Job ▸
Keep only the lines that hold the string "this", filtering out the rest of the entries below.

________________________

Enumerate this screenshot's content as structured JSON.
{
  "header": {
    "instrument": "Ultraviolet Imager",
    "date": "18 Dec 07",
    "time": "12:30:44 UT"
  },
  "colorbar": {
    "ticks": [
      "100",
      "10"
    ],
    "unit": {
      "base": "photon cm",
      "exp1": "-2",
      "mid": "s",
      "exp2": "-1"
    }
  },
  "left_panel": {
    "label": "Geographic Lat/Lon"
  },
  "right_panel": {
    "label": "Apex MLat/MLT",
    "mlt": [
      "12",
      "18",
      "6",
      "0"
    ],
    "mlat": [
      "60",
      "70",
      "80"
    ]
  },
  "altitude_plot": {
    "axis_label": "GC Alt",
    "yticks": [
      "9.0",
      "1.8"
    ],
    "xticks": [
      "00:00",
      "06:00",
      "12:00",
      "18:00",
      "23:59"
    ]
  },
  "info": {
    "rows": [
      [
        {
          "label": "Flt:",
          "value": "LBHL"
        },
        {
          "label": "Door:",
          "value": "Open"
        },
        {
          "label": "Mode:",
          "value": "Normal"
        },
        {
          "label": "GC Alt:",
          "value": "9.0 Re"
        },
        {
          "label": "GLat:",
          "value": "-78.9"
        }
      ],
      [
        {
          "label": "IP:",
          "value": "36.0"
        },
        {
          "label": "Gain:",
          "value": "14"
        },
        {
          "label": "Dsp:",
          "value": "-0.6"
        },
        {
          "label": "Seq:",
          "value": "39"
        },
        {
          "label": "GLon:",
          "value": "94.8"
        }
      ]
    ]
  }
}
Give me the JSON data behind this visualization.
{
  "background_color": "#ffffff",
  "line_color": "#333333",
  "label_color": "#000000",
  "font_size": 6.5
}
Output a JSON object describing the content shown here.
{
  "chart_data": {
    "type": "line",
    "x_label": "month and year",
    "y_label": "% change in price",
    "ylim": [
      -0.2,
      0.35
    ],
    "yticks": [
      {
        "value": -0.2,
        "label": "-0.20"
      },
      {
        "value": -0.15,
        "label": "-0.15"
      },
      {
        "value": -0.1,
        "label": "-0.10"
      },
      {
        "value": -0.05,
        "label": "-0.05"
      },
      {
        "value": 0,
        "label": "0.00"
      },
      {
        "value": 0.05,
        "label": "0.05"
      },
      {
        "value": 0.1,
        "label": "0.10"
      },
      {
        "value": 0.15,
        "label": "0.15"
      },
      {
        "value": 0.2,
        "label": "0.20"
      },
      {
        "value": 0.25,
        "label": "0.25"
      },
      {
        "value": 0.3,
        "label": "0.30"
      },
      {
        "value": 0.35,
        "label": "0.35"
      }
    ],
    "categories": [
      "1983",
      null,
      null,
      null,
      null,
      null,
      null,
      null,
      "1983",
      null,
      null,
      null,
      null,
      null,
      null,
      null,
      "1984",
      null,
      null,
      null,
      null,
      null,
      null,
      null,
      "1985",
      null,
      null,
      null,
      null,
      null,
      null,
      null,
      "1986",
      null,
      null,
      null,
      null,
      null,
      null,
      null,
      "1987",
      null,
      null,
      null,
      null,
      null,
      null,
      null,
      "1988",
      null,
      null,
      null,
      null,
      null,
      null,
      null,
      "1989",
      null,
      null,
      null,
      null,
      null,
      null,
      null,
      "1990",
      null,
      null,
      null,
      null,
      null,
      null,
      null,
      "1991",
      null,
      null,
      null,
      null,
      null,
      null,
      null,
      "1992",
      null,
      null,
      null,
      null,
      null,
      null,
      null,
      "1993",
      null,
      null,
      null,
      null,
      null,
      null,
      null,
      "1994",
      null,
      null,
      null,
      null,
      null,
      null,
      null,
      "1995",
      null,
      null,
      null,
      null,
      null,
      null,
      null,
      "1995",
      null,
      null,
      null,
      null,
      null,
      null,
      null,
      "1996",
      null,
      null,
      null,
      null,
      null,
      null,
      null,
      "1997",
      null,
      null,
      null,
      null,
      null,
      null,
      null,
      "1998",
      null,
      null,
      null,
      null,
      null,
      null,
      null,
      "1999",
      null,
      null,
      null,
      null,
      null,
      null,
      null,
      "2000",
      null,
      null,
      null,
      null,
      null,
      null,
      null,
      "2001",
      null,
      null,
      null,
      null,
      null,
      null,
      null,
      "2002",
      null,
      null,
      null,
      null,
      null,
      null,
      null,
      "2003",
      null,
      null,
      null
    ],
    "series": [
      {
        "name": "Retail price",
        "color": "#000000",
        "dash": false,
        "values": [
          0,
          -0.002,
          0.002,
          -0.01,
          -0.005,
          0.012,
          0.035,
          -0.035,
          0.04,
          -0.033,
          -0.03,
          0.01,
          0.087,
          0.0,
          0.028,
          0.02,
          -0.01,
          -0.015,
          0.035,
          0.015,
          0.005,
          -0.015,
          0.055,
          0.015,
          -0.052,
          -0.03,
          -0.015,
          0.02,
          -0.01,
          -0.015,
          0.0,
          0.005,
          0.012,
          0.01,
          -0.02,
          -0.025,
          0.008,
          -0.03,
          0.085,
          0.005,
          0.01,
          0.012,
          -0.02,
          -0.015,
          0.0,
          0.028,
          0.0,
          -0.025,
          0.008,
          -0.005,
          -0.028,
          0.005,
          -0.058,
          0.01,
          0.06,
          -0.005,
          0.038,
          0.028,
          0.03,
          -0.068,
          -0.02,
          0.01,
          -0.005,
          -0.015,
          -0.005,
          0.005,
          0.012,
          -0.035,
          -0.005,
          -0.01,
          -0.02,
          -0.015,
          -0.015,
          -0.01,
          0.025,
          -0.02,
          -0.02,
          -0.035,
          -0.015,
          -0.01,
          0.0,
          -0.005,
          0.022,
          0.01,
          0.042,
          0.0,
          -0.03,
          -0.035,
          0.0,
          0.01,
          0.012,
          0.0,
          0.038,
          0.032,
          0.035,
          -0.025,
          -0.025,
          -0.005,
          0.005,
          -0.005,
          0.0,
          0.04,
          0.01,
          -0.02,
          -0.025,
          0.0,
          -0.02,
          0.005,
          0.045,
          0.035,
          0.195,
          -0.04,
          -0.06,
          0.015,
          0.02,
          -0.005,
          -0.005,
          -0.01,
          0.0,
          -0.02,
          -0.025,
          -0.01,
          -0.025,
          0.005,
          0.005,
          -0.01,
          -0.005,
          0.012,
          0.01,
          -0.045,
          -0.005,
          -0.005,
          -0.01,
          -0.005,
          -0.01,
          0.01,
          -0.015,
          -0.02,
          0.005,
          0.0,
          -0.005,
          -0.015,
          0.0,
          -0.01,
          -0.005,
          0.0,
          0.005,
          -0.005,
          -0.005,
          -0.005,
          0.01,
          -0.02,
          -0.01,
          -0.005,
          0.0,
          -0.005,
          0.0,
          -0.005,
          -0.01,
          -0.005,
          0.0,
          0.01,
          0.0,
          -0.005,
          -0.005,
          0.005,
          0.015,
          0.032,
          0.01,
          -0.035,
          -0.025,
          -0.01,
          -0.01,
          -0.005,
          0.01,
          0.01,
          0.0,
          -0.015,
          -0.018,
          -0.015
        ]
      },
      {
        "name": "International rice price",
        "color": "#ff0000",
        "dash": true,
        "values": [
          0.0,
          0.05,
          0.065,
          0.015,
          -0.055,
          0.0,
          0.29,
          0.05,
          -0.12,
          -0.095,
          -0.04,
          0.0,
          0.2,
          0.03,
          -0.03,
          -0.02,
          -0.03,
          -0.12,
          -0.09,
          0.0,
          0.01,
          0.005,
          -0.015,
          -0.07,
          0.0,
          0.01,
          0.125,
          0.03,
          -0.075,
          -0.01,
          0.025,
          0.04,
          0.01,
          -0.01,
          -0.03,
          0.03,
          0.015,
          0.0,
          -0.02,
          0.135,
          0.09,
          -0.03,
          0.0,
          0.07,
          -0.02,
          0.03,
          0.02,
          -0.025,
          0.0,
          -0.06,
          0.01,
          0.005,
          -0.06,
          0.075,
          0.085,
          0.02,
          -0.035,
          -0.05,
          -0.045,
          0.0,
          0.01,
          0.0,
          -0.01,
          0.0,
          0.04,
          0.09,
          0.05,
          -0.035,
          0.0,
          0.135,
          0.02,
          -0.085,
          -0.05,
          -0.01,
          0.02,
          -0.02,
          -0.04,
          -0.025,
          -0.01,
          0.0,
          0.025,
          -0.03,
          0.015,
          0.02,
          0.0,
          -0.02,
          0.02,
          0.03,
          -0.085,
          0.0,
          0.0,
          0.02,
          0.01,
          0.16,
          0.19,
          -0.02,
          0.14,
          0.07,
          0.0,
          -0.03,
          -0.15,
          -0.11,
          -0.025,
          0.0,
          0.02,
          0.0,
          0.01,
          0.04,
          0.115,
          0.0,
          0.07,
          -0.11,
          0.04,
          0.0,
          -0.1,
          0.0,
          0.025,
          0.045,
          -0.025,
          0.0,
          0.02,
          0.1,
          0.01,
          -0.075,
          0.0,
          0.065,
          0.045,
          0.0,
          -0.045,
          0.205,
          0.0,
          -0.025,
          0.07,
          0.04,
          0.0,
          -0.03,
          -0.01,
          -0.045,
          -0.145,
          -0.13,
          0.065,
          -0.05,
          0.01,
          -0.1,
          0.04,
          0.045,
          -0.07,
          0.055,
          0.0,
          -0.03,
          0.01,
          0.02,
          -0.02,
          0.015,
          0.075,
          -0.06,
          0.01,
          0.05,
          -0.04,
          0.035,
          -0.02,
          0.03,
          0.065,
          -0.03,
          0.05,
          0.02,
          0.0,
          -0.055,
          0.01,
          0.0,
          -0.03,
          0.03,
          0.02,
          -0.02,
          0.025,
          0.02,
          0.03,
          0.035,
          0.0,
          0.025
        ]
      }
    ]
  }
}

________________________

Reply ▸
Enumerate this screenshot's content as structured JSON.
Give me the JSON data behind this visualization.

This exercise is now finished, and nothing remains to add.